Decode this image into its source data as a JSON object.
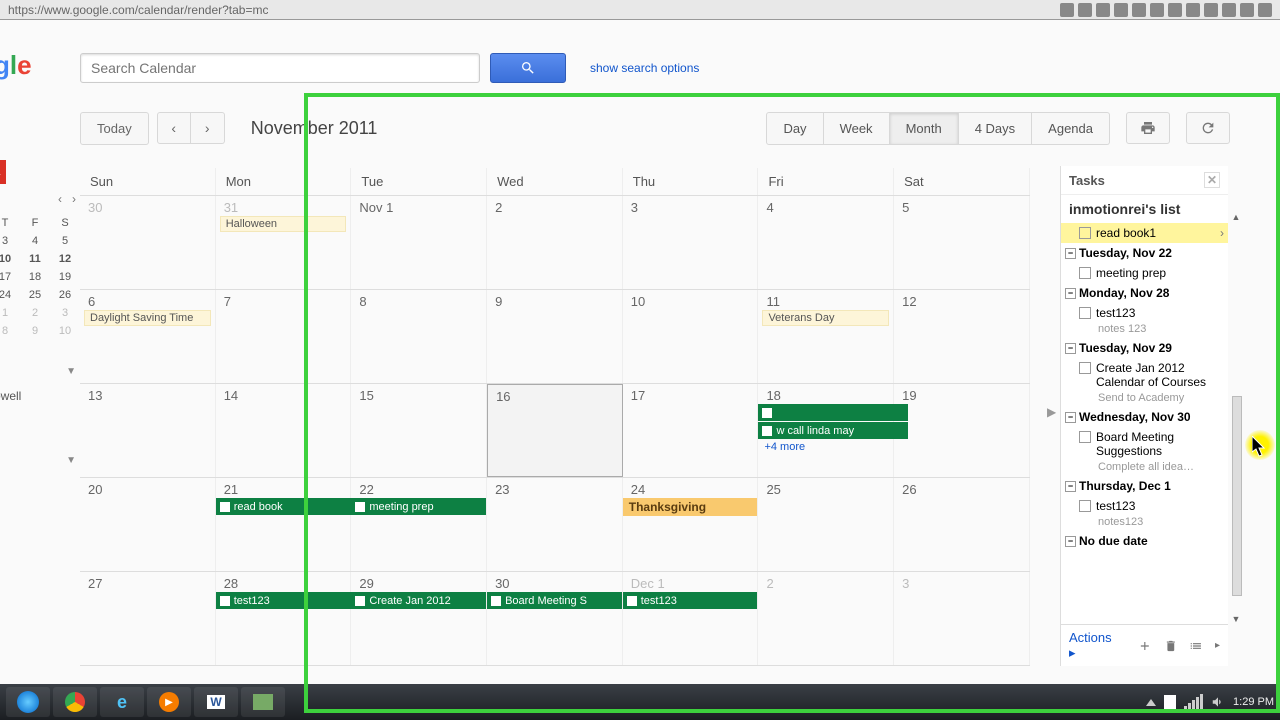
{
  "url": "https://www.google.com/calendar/render?tab=mc",
  "search": {
    "placeholder": "Search Calendar",
    "show_options": "show search options"
  },
  "toolbar": {
    "today": "Today",
    "month_label": "November 2011",
    "views": [
      "Day",
      "Week",
      "Month",
      "4 Days",
      "Agenda"
    ],
    "active_view": "Month"
  },
  "dow": [
    "Sun",
    "Mon",
    "Tue",
    "Wed",
    "Thu",
    "Fri",
    "Sat"
  ],
  "weeks": [
    [
      {
        "num": "30",
        "dim": true
      },
      {
        "num": "31",
        "dim": true,
        "allday": [
          "Halloween"
        ]
      },
      {
        "num": "Nov 1"
      },
      {
        "num": "2"
      },
      {
        "num": "3"
      },
      {
        "num": "4"
      },
      {
        "num": "5"
      }
    ],
    [
      {
        "num": "6",
        "allday": [
          "Daylight Saving Time"
        ]
      },
      {
        "num": "7"
      },
      {
        "num": "8"
      },
      {
        "num": "9"
      },
      {
        "num": "10"
      },
      {
        "num": "11",
        "allday": [
          "Veterans Day"
        ]
      },
      {
        "num": "12"
      }
    ],
    [
      {
        "num": "13"
      },
      {
        "num": "14"
      },
      {
        "num": "15"
      },
      {
        "num": "16",
        "today": true
      },
      {
        "num": "17"
      },
      {
        "num": "18",
        "green": [
          {
            "label": ""
          },
          {
            "label": "w call linda may"
          }
        ],
        "more": "+4 more",
        "span": true
      },
      {
        "num": "19"
      }
    ],
    [
      {
        "num": "20"
      },
      {
        "num": "21",
        "green": [
          {
            "label": "read book"
          }
        ],
        "span": true
      },
      {
        "num": "22",
        "green": [
          {
            "label": "meeting prep"
          }
        ]
      },
      {
        "num": "23"
      },
      {
        "num": "24",
        "holiday": "Thanksgiving"
      },
      {
        "num": "25"
      },
      {
        "num": "26"
      }
    ],
    [
      {
        "num": "27"
      },
      {
        "num": "28",
        "green": [
          {
            "label": "test123"
          }
        ],
        "span": true
      },
      {
        "num": "29",
        "green": [
          {
            "label": "Create Jan 2012"
          }
        ]
      },
      {
        "num": "30",
        "green": [
          {
            "label": "Board Meeting S"
          }
        ]
      },
      {
        "num": "Dec 1",
        "dim": true,
        "green": [
          {
            "label": "test123"
          }
        ]
      },
      {
        "num": "2",
        "dim": true
      },
      {
        "num": "3",
        "dim": true
      }
    ]
  ],
  "mini": {
    "dows": [
      "T",
      "F",
      "S"
    ],
    "rows": [
      [
        "3",
        "4",
        "5"
      ],
      [
        "10",
        "11",
        "12"
      ],
      [
        "17",
        "18",
        "19"
      ],
      [
        "24",
        "25",
        "26"
      ],
      [
        "1",
        "2",
        "3"
      ],
      [
        "8",
        "9",
        "10"
      ]
    ],
    "bold_row": 1,
    "dim_rows": [
      4,
      5
    ]
  },
  "left_items": [
    "owell"
  ],
  "tasks": {
    "title": "Tasks",
    "list_name": "inmotionrei's list",
    "groups": [
      {
        "selected": true,
        "items": [
          {
            "label": "read book1",
            "arrow": true
          }
        ]
      },
      {
        "date": "Tuesday, Nov 22",
        "items": [
          {
            "label": "meeting prep"
          }
        ]
      },
      {
        "date": "Monday, Nov 28",
        "items": [
          {
            "label": "test123",
            "sub": "notes 123"
          }
        ]
      },
      {
        "date": "Tuesday, Nov 29",
        "items": [
          {
            "label": "Create Jan 2012 Calendar of Courses",
            "sub": "Send to Academy"
          }
        ]
      },
      {
        "date": "Wednesday, Nov 30",
        "items": [
          {
            "label": "Board Meeting Suggestions",
            "sub": "Complete all idea…"
          }
        ]
      },
      {
        "date": "Thursday, Dec 1",
        "items": [
          {
            "label": "test123",
            "sub": "notes123"
          }
        ]
      },
      {
        "date": "No due date"
      }
    ],
    "actions": "Actions"
  },
  "taskbar": {
    "time": "1:29 PM"
  }
}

▶ **Directions**
Transcribe every entry word for word, but omit the pictures.

▶ **Exercise output**
Decode this image into its source data as a JSON object.
{
  "url": "https://www.google.com/calendar/render?tab=mc",
  "search": {
    "placeholder": "Search Calendar",
    "show_options": "show search options"
  },
  "toolbar": {
    "today": "Today",
    "month_label": "November 2011",
    "views": [
      "Day",
      "Week",
      "Month",
      "4 Days",
      "Agenda"
    ],
    "active_view": "Month"
  },
  "dow": [
    "Sun",
    "Mon",
    "Tue",
    "Wed",
    "Thu",
    "Fri",
    "Sat"
  ],
  "weeks": [
    [
      {
        "num": "30",
        "dim": true
      },
      {
        "num": "31",
        "dim": true,
        "allday": [
          "Halloween"
        ]
      },
      {
        "num": "Nov 1"
      },
      {
        "num": "2"
      },
      {
        "num": "3"
      },
      {
        "num": "4"
      },
      {
        "num": "5"
      }
    ],
    [
      {
        "num": "6",
        "allday": [
          "Daylight Saving Time"
        ]
      },
      {
        "num": "7"
      },
      {
        "num": "8"
      },
      {
        "num": "9"
      },
      {
        "num": "10"
      },
      {
        "num": "11",
        "allday": [
          "Veterans Day"
        ]
      },
      {
        "num": "12"
      }
    ],
    [
      {
        "num": "13"
      },
      {
        "num": "14"
      },
      {
        "num": "15"
      },
      {
        "num": "16",
        "today": true
      },
      {
        "num": "17"
      },
      {
        "num": "18",
        "green": [
          {
            "label": ""
          },
          {
            "label": "w call linda may"
          }
        ],
        "more": "+4 more",
        "span": true
      },
      {
        "num": "19"
      }
    ],
    [
      {
        "num": "20"
      },
      {
        "num": "21",
        "green": [
          {
            "label": "read book"
          }
        ],
        "span": true
      },
      {
        "num": "22",
        "green": [
          {
            "label": "meeting prep"
          }
        ]
      },
      {
        "num": "23"
      },
      {
        "num": "24",
        "holiday": "Thanksgiving"
      },
      {
        "num": "25"
      },
      {
        "num": "26"
      }
    ],
    [
      {
        "num": "27"
      },
      {
        "num": "28",
        "green": [
          {
            "label": "test123"
          }
        ],
        "span": true
      },
      {
        "num": "29",
        "green": [
          {
            "label": "Create Jan 2012"
          }
        ]
      },
      {
        "num": "30",
        "green": [
          {
            "label": "Board Meeting S"
          }
        ]
      },
      {
        "num": "Dec 1",
        "dim": true,
        "green": [
          {
            "label": "test123"
          }
        ]
      },
      {
        "num": "2",
        "dim": true
      },
      {
        "num": "3",
        "dim": true
      }
    ]
  ],
  "mini": {
    "dows": [
      "T",
      "F",
      "S"
    ],
    "rows": [
      [
        "3",
        "4",
        "5"
      ],
      [
        "10",
        "11",
        "12"
      ],
      [
        "17",
        "18",
        "19"
      ],
      [
        "24",
        "25",
        "26"
      ],
      [
        "1",
        "2",
        "3"
      ],
      [
        "8",
        "9",
        "10"
      ]
    ],
    "bold_row": 1,
    "dim_rows": [
      4,
      5
    ]
  },
  "left_items": [
    "owell"
  ],
  "tasks": {
    "title": "Tasks",
    "list_name": "inmotionrei's list",
    "groups": [
      {
        "selected": true,
        "items": [
          {
            "label": "read book1",
            "arrow": true
          }
        ]
      },
      {
        "date": "Tuesday, Nov 22",
        "items": [
          {
            "label": "meeting prep"
          }
        ]
      },
      {
        "date": "Monday, Nov 28",
        "items": [
          {
            "label": "test123",
            "sub": "notes 123"
          }
        ]
      },
      {
        "date": "Tuesday, Nov 29",
        "items": [
          {
            "label": "Create Jan 2012 Calendar of Courses",
            "sub": "Send to Academy"
          }
        ]
      },
      {
        "date": "Wednesday, Nov 30",
        "items": [
          {
            "label": "Board Meeting Suggestions",
            "sub": "Complete all idea…"
          }
        ]
      },
      {
        "date": "Thursday, Dec 1",
        "items": [
          {
            "label": "test123",
            "sub": "notes123"
          }
        ]
      },
      {
        "date": "No due date"
      }
    ],
    "actions": "Actions"
  },
  "taskbar": {
    "time": "1:29 PM"
  }
}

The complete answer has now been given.